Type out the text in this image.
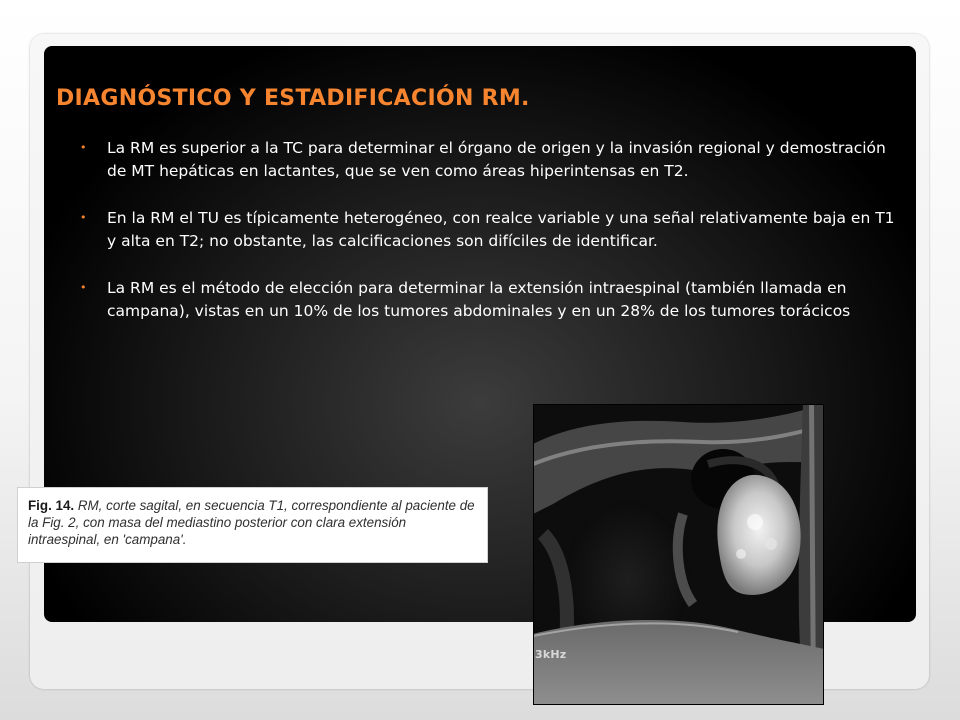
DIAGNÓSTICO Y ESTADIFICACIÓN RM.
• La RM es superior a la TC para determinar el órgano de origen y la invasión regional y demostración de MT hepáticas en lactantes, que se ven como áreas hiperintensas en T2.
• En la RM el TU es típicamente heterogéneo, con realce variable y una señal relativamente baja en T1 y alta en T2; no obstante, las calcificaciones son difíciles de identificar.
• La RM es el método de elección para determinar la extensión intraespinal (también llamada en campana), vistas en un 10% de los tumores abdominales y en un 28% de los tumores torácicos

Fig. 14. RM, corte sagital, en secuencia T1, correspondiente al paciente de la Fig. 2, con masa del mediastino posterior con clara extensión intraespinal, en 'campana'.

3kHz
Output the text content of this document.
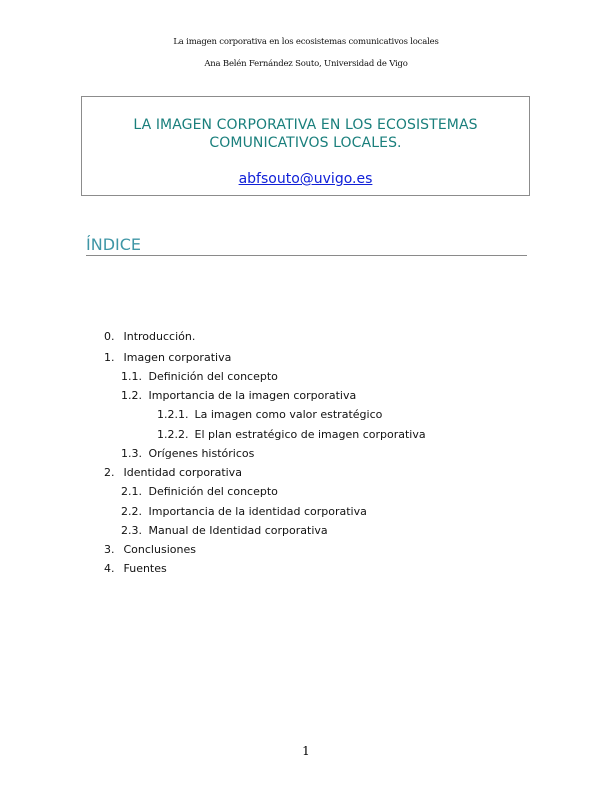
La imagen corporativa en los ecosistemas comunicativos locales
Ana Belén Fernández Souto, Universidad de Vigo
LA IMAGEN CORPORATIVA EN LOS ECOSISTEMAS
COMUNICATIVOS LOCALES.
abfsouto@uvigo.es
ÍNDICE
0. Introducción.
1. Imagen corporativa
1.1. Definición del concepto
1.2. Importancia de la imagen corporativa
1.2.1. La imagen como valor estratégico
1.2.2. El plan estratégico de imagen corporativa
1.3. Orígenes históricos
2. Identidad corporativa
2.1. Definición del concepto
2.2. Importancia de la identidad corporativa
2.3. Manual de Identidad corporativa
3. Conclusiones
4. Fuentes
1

# # #

Exercise objective: What lines in the data above contain the word "campana"? Show them all.

Solution for this problem:
• La RM es el método de elección para determinar la extensión intraespinal (también llamada en campana), vistas en un 10% de los tumores abdominales y en un 28% de los tumores torácicos
Fig. 14. RM, corte sagital, en secuencia T1, correspondiente al paciente de la Fig. 2, con masa del mediastino posterior con clara extensión intraespinal, en 'campana'.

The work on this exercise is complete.